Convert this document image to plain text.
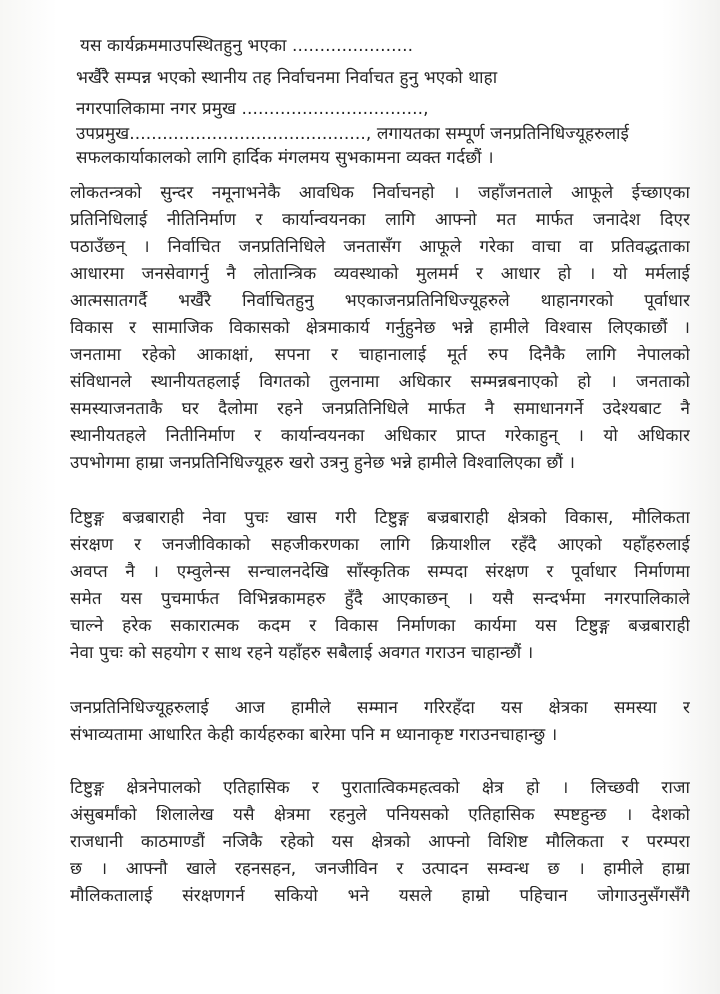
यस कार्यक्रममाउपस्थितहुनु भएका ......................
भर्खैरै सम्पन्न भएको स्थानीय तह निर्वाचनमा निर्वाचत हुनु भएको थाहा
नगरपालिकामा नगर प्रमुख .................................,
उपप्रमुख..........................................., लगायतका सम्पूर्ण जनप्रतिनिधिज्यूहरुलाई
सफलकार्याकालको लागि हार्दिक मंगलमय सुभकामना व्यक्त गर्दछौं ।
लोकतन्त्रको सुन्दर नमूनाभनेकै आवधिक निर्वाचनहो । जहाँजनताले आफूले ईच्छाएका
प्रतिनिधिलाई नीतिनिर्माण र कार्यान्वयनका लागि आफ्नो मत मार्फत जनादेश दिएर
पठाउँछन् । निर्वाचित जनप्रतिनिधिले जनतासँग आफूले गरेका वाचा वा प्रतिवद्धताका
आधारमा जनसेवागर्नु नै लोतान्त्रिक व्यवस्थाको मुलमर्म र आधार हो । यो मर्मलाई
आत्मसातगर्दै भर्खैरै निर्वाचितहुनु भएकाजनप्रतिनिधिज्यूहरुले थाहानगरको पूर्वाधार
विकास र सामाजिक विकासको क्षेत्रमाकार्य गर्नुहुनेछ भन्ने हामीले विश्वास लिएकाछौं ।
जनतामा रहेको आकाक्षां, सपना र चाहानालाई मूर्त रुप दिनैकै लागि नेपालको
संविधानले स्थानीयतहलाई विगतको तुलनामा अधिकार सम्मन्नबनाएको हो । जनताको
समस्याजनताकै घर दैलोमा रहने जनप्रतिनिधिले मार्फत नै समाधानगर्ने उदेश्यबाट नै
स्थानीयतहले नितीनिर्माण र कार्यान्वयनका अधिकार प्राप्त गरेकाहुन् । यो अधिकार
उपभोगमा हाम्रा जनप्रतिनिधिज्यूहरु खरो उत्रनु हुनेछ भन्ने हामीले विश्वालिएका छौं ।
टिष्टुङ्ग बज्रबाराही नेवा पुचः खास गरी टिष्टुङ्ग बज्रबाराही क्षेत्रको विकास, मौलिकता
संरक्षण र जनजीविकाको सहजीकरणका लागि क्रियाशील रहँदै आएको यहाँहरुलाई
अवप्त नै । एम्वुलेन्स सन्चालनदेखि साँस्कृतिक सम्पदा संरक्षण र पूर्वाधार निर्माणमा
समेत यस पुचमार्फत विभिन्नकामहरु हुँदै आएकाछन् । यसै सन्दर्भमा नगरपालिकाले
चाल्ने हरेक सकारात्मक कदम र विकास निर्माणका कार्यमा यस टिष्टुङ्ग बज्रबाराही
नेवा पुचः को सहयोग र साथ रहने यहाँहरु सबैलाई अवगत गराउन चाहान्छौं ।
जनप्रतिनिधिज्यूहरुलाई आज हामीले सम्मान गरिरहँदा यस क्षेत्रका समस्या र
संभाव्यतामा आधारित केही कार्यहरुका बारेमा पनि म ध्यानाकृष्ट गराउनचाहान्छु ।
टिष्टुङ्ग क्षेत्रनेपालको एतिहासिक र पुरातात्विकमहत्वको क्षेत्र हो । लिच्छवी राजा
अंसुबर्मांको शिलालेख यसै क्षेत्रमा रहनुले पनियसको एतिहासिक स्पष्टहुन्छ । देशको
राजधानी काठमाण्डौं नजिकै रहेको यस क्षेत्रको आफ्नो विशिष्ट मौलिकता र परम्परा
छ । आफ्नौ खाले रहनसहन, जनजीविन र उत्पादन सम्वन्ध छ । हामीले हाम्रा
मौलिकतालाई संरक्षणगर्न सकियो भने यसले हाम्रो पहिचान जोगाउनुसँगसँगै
==
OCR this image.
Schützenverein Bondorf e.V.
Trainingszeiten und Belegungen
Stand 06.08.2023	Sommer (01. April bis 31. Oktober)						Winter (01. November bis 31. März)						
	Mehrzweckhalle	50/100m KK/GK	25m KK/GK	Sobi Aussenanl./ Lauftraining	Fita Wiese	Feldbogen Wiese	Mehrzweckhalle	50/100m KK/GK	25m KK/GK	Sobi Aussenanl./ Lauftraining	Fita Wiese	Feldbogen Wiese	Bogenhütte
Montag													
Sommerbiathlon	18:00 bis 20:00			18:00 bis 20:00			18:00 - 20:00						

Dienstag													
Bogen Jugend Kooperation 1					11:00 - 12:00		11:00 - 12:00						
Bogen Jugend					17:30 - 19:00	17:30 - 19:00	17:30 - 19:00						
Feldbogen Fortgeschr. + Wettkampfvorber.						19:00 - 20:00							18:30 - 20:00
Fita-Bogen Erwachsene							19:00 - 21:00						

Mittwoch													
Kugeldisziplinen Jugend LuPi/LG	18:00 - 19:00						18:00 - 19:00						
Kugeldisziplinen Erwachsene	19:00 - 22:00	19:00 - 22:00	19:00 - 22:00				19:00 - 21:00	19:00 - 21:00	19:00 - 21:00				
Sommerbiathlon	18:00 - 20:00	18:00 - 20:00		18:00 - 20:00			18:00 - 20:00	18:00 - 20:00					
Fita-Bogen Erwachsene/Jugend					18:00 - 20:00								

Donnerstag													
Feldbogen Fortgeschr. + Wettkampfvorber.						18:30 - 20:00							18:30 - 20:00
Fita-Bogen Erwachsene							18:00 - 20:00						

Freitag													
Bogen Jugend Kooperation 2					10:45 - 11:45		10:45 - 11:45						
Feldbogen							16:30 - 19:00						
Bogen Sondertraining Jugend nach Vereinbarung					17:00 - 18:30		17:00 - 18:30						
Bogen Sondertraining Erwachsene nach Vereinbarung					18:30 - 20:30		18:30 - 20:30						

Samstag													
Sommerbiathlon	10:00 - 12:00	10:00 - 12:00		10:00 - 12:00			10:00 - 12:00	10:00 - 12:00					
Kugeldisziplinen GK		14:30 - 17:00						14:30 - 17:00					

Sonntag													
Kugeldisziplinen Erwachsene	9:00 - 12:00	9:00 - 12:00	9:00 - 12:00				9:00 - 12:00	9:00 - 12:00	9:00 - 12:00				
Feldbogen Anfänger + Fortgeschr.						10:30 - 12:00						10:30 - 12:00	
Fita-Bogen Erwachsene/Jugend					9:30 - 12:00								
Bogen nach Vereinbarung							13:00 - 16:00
--
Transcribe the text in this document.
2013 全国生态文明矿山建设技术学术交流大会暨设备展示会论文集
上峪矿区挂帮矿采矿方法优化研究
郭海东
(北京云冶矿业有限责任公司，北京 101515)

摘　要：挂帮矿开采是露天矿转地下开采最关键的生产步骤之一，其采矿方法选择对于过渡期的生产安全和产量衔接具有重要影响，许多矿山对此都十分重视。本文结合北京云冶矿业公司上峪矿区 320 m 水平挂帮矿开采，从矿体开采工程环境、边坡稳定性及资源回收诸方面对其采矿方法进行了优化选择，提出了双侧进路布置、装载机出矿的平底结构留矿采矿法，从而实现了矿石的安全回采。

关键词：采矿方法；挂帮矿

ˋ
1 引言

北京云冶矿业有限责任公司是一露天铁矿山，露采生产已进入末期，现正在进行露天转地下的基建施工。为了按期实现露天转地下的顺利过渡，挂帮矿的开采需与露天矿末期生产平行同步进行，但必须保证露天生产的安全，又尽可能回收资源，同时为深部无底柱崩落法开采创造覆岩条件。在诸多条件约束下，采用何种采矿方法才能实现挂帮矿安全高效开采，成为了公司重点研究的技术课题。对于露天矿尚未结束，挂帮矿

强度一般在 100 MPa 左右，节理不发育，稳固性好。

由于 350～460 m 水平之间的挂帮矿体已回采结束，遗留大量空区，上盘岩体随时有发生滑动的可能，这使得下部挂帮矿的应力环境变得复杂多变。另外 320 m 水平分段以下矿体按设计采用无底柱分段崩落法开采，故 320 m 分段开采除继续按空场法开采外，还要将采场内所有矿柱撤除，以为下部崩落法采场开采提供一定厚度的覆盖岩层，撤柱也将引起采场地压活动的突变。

Written request: Of the lines above, copy each that contains "text".

Task output:
Convert this document image to plain text.
Transcribe the text in this document.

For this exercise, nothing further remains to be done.